══ AVAILABLE RECORDS

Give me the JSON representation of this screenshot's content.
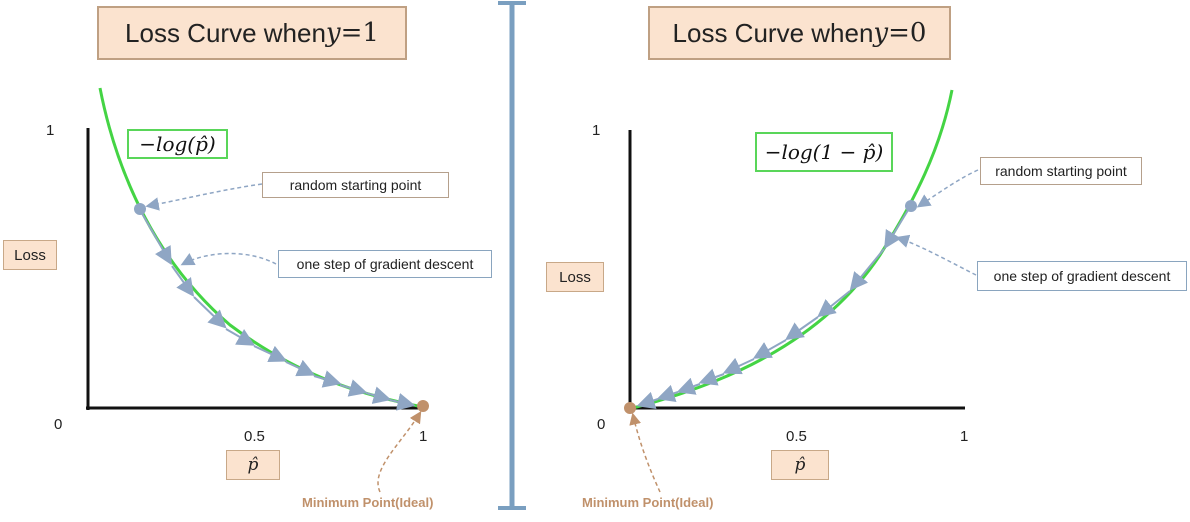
{
  "left_panel": {
    "title_text": "Loss Curve when ",
    "title_var": "y",
    "title_eq": " = ",
    "title_val": "1",
    "formula": "−log(p̂)",
    "ylabel": "Loss",
    "xlabel": "p̂",
    "tick_y1": "1",
    "tick_y0": "0",
    "tick_x05": "0.5",
    "tick_x1": "1",
    "annot_start": "random starting point",
    "annot_step": "one step of gradient descent",
    "min_point": "Minimum Point(Ideal)"
  },
  "right_panel": {
    "title_text": "Loss Curve when ",
    "title_var": "y",
    "title_eq": " = ",
    "title_val": "0",
    "formula": "−log(1 − p̂)",
    "ylabel": "Loss",
    "xlabel": "p̂",
    "tick_y1": "1",
    "tick_y0": "0",
    "tick_x05": "0.5",
    "tick_x1": "1",
    "annot_start": "random starting point",
    "annot_step": "one step of gradient descent",
    "min_point": "Minimum Point(Ideal)"
  },
  "colors": {
    "curve": "#44d444",
    "axis": "#111111",
    "step_arrow": "#8fa6c4",
    "start_point": "#8fa6c4",
    "min_point": "#c0916b",
    "divider": "#7a9fc0",
    "title_bg": "#fbe3cf"
  }
}
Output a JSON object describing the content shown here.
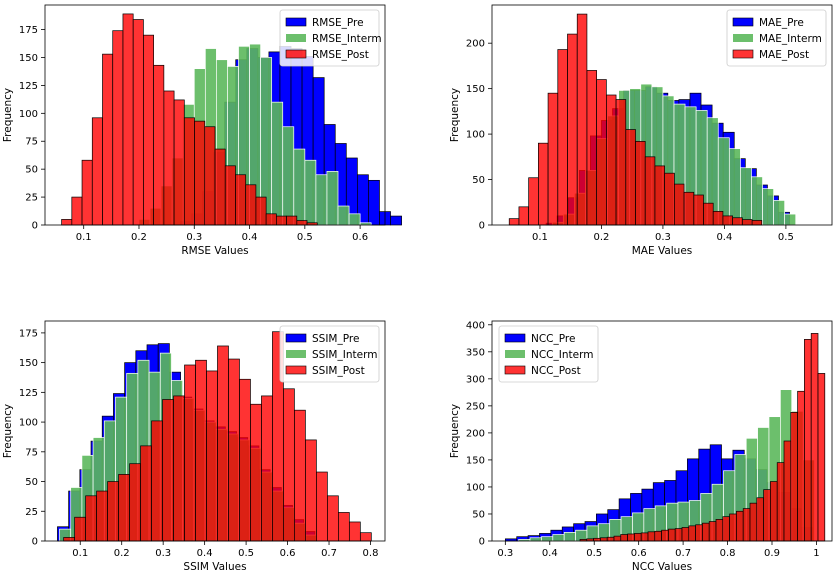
{
  "colors": {
    "pre": "#0000ff",
    "interm": "#5cb85c",
    "post": "#ff0000"
  },
  "chart_data": [
    {
      "type": "histogram",
      "xlabel": "RMSE Values",
      "ylabel": "Frequency",
      "xlim": [
        0.03,
        0.645
      ],
      "ylim": [
        0,
        197
      ],
      "xticks": [
        0.1,
        0.2,
        0.3,
        0.4,
        0.5,
        0.6
      ],
      "yticks": [
        0,
        25,
        50,
        75,
        100,
        125,
        150,
        175
      ],
      "legend_position": "top-right",
      "series": [
        {
          "name": "RMSE_Pre",
          "key": "pre",
          "start": 0.275,
          "width": 0.02,
          "values": [
            3,
            10,
            30,
            65,
            110,
            148,
            158,
            150,
            155,
            160,
            158,
            151,
            132,
            90,
            73,
            60,
            45,
            40,
            12,
            8
          ]
        },
        {
          "name": "RMSE_Interm",
          "key": "interm",
          "start": 0.2,
          "width": 0.02,
          "values": [
            5,
            15,
            35,
            60,
            108,
            140,
            158,
            148,
            142,
            160,
            162,
            150,
            110,
            88,
            68,
            58,
            45,
            48,
            17,
            10,
            2
          ]
        },
        {
          "name": "RMSE_Post",
          "key": "post",
          "start": 0.06,
          "width": 0.0185,
          "values": [
            5,
            25,
            58,
            96,
            153,
            174,
            189,
            184,
            170,
            143,
            120,
            112,
            96,
            93,
            88,
            68,
            53,
            45,
            36,
            25,
            10,
            8,
            8,
            4,
            2
          ]
        }
      ]
    },
    {
      "type": "histogram",
      "xlabel": "MAE Values",
      "ylabel": "Frequency",
      "xlim": [
        0.022,
        0.575
      ],
      "ylim": [
        0,
        242
      ],
      "xticks": [
        0.1,
        0.2,
        0.3,
        0.4,
        0.5
      ],
      "yticks": [
        0,
        50,
        100,
        150,
        200
      ],
      "legend_position": "top-right",
      "series": [
        {
          "name": "MAE_Pre",
          "key": "pre",
          "start": 0.11,
          "width": 0.018,
          "values": [
            2,
            10,
            30,
            60,
            98,
            115,
            128,
            148,
            148,
            152,
            145,
            137,
            138,
            145,
            132,
            112,
            102,
            73,
            62,
            44,
            32,
            14
          ]
        },
        {
          "name": "MAE_Interm",
          "key": "interm",
          "start": 0.12,
          "width": 0.018,
          "values": [
            3,
            12,
            35,
            60,
            95,
            120,
            148,
            150,
            155,
            152,
            142,
            133,
            130,
            126,
            118,
            96,
            84,
            63,
            53,
            40,
            27,
            12
          ]
        },
        {
          "name": "MAE_Post",
          "key": "post",
          "start": 0.05,
          "width": 0.0158,
          "values": [
            7,
            20,
            52,
            90,
            145,
            193,
            210,
            232,
            170,
            160,
            143,
            138,
            105,
            92,
            75,
            65,
            57,
            45,
            36,
            33,
            24,
            15,
            10,
            8,
            6,
            5
          ]
        }
      ]
    },
    {
      "type": "histogram",
      "xlabel": "SSIM Values",
      "ylabel": "Frequency",
      "xlim": [
        0.015,
        0.835
      ],
      "ylim": [
        0,
        185
      ],
      "xticks": [
        0.1,
        0.2,
        0.3,
        0.4,
        0.5,
        0.6,
        0.7,
        0.8
      ],
      "yticks": [
        0,
        25,
        50,
        75,
        100,
        125,
        150,
        175
      ],
      "legend_position": "top-right",
      "series": [
        {
          "name": "SSIM_Pre",
          "key": "pre",
          "start": 0.045,
          "width": 0.027,
          "values": [
            12,
            42,
            60,
            84,
            105,
            124,
            150,
            160,
            165,
            166,
            142,
            121,
            111,
            101,
            96,
            92,
            87,
            80,
            60,
            45,
            30,
            18,
            8
          ]
        },
        {
          "name": "SSIM_Interm",
          "key": "interm",
          "start": 0.05,
          "width": 0.027,
          "values": [
            10,
            45,
            72,
            87,
            101,
            121,
            141,
            152,
            142,
            158,
            135,
            120,
            110,
            100,
            94,
            90,
            85,
            78,
            58,
            42,
            28,
            15,
            5
          ]
        },
        {
          "name": "SSIM_Post",
          "key": "post",
          "start": 0.06,
          "width": 0.0265,
          "values": [
            3,
            20,
            38,
            42,
            50,
            56,
            65,
            80,
            101,
            119,
            122,
            148,
            152,
            143,
            164,
            153,
            136,
            115,
            122,
            176,
            128,
            110,
            85,
            58,
            38,
            24,
            16,
            7
          ]
        }
      ]
    },
    {
      "type": "histogram",
      "xlabel": "NCC Values",
      "ylabel": "Frequency",
      "xlim": [
        0.27,
        1.035
      ],
      "ylim": [
        0,
        407
      ],
      "xticks": [
        0.3,
        0.4,
        0.5,
        0.6,
        0.7,
        0.8,
        0.9,
        1.0
      ],
      "yticks": [
        0,
        50,
        100,
        150,
        200,
        250,
        300,
        350,
        400
      ],
      "legend_position": "top-left",
      "series": [
        {
          "name": "NCC_Pre",
          "key": "pre",
          "start": 0.3,
          "width": 0.0256,
          "values": [
            4,
            8,
            10,
            14,
            20,
            26,
            32,
            36,
            50,
            58,
            78,
            88,
            96,
            108,
            112,
            130,
            152,
            170,
            178,
            152,
            168,
            152,
            132,
            108,
            90,
            60,
            25
          ]
        },
        {
          "name": "NCC_Interm",
          "key": "interm",
          "start": 0.33,
          "width": 0.0256,
          "values": [
            3,
            6,
            8,
            12,
            16,
            20,
            28,
            32,
            40,
            45,
            52,
            60,
            65,
            70,
            72,
            75,
            88,
            105,
            130,
            160,
            190,
            210,
            230,
            280,
            240,
            150
          ]
        },
        {
          "name": "NCC_Post",
          "key": "post",
          "start": 0.468,
          "width": 0.0153,
          "values": [
            3,
            4,
            5,
            6,
            7,
            9,
            12,
            13,
            14,
            15,
            17,
            18,
            20,
            22,
            23,
            25,
            28,
            30,
            33,
            36,
            40,
            45,
            50,
            55,
            60,
            70,
            80,
            95,
            110,
            145,
            185,
            238,
            277,
            373,
            384,
            310
          ]
        }
      ]
    }
  ]
}
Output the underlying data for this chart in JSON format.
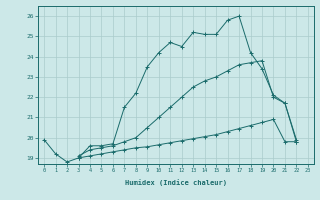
{
  "xlabel": "Humidex (Indice chaleur)",
  "bg_color": "#cce8e8",
  "line_color": "#1a6b6b",
  "grid_color": "#aacccc",
  "xlim": [
    -0.5,
    23.5
  ],
  "ylim": [
    18.7,
    26.5
  ],
  "yticks": [
    19,
    20,
    21,
    22,
    23,
    24,
    25,
    26
  ],
  "xticks": [
    0,
    1,
    2,
    3,
    4,
    5,
    6,
    7,
    8,
    9,
    10,
    11,
    12,
    13,
    14,
    15,
    16,
    17,
    18,
    19,
    20,
    21,
    22,
    23
  ],
  "line1_x": [
    0,
    1,
    2,
    3,
    4,
    5,
    6,
    7,
    8,
    9,
    10,
    11,
    12,
    13,
    14,
    15,
    16,
    17,
    18,
    19,
    20,
    21,
    22
  ],
  "line1_y": [
    19.9,
    19.2,
    18.8,
    19.0,
    19.6,
    19.6,
    19.7,
    21.5,
    22.2,
    23.5,
    24.2,
    24.7,
    24.5,
    25.2,
    25.1,
    25.1,
    25.8,
    26.0,
    24.2,
    23.4,
    22.1,
    21.7,
    19.8
  ],
  "line2_x": [
    3,
    4,
    5,
    6,
    7,
    8,
    9,
    10,
    11,
    12,
    13,
    14,
    15,
    16,
    17,
    18,
    19,
    20,
    21,
    22
  ],
  "line2_y": [
    19.1,
    19.4,
    19.5,
    19.6,
    19.8,
    20.0,
    20.5,
    21.0,
    21.5,
    22.0,
    22.5,
    22.8,
    23.0,
    23.3,
    23.6,
    23.7,
    23.8,
    22.0,
    21.7,
    19.9
  ],
  "line3_x": [
    3,
    4,
    5,
    6,
    7,
    8,
    9,
    10,
    11,
    12,
    13,
    14,
    15,
    16,
    17,
    18,
    19,
    20,
    21,
    22
  ],
  "line3_y": [
    19.0,
    19.1,
    19.2,
    19.3,
    19.4,
    19.5,
    19.55,
    19.65,
    19.75,
    19.85,
    19.95,
    20.05,
    20.15,
    20.3,
    20.45,
    20.6,
    20.75,
    20.9,
    19.8,
    19.8
  ]
}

════

> REQUEST
What is the number of lines in the records above that include the word "xlabel"? Reply with that number and nothing more.

> ANSWER TO THE PROBLEM
7